GIVEN TEXT:

Before September 11, 2001, few Americans had heard of immigration detention, but in fact a secret and repressive prison system run by the U.S. Immigration and Naturalization Service has existed in this country for more than two decades.
In American Gulag, prisoners, jailers, and whistle-blowing federal officials come forward to describe the frightening reality inside these INS facilities. Journalist Mark Dow's on-the-ground reporting brings to light documented cases of illegal beatings and psychological torment, prolonged detention, racism, and inhumane conditions.
Intelligent, impassioned, and unlike anything that has been written on the topic, this gripping work of investigative journalism should be read by all Americans. It is a book that will change the way we see our country.
American Gulag takes us inside prisons such as the Krome North Service Processing Center in Miami, the Corrections Corporation of America's Houston Processing Center, and county jails around the country that profit from contracts to hold INS prisoners. It contains disturbing in-depth profiles of detainees, including Emmy Kutesa, a defector from the Ugandan army who was tortured and then escaped to the United States, where he was imprisoned in Queens, and then undertook a hunger strike in protest. To provide a framework for understanding stories like these, Dow gives a brief history of immigration laws and practices in the United States—including the repercussions of September 11 and present-day policies. His book reveals that current immigration detentions are best understood not as a well-intentioned response to terrorism but rather as part of the larger context of INS secrecy and excessive authority.

YOUR GOAL: Return the passage from the book description verbatim, from "In American Gulag, prisoners, jailers, and" up to and including "see our country.". Use only the text above.

STORED DATA:

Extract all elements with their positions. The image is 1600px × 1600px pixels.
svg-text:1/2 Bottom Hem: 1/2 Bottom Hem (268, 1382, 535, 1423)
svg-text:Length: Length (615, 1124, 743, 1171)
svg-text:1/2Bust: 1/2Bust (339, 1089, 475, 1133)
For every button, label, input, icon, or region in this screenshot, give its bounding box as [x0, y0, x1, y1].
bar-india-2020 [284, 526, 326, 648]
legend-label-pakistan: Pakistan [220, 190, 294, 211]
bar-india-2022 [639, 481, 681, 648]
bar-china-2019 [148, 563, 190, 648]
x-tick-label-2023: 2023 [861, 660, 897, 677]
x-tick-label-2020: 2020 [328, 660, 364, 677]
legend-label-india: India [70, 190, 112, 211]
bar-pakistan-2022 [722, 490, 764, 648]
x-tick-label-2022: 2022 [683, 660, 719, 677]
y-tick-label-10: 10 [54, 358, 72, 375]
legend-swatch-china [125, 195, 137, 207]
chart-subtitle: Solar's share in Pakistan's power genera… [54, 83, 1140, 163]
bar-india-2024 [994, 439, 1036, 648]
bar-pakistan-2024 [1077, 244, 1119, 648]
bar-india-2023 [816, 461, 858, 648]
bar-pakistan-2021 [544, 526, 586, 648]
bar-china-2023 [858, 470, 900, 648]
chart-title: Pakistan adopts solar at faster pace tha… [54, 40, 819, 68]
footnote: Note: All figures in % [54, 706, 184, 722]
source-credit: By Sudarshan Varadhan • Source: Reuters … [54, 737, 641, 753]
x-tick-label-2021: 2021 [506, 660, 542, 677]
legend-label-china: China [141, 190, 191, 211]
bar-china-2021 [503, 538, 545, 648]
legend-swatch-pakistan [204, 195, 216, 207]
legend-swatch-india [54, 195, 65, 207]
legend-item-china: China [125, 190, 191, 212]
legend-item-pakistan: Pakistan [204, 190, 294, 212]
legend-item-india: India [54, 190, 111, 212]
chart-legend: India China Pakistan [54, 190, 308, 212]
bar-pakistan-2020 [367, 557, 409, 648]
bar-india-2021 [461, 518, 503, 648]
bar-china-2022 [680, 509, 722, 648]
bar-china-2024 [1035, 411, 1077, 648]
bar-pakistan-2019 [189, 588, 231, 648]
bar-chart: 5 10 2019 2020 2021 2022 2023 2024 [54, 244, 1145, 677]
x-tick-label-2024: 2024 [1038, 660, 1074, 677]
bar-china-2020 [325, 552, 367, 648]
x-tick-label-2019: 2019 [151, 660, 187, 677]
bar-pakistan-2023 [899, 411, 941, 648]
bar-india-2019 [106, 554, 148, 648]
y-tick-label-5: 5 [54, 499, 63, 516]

RESPONSE TO THE EXERCISE:
In American Gulag, prisoners, jailers, and whistle-blowing federal officials come forward to describe the frightening reality inside these INS facilities. Journalist Mark Dow's on-the-ground reporting brings to light documented cases of illegal beatings and psychological torment, prolonged detention, racism, and inhumane conditions.
Intelligent, impassioned, and unlike anything that has been written on the topic, this gripping work of investigative journalism should be read by all Americans. It is a book that will change the way we see our country.